- _Information shown_
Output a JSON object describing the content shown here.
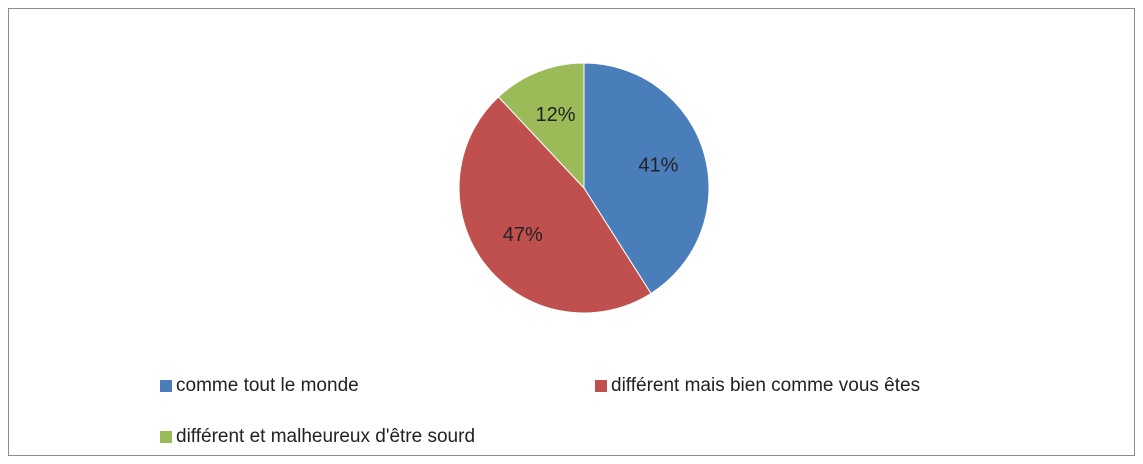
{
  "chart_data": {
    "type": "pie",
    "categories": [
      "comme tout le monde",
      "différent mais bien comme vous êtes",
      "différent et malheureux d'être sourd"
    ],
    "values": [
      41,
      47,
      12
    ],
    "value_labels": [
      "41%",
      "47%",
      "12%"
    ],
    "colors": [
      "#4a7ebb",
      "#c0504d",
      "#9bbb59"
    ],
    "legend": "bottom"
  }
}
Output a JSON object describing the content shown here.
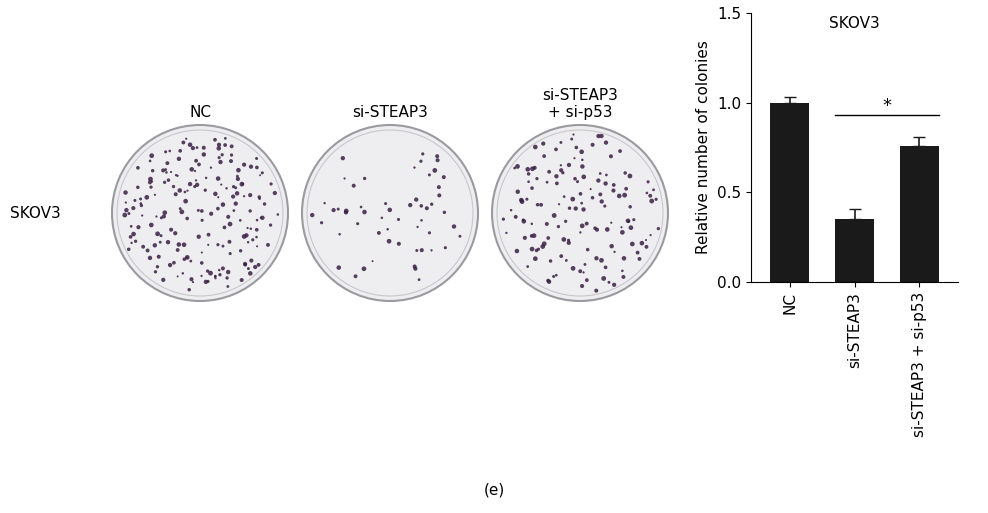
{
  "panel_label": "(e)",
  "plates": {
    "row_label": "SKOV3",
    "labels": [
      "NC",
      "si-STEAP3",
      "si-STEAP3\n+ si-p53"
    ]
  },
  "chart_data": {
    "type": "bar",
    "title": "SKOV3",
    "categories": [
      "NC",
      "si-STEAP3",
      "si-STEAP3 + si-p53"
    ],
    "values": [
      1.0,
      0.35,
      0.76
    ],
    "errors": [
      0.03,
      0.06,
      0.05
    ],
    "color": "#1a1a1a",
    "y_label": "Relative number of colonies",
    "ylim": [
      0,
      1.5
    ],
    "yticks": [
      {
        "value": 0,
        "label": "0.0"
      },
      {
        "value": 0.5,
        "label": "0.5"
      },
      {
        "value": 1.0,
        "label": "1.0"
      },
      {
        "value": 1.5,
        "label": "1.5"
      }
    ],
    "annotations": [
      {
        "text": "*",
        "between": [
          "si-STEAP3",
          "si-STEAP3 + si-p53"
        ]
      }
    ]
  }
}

- _Short exercise_
Identify the lines that contain the string "comme", and copy every one of them.

- _Answer for the task_
      "comme tout le monde",
      "différent mais bien comme vous êtes",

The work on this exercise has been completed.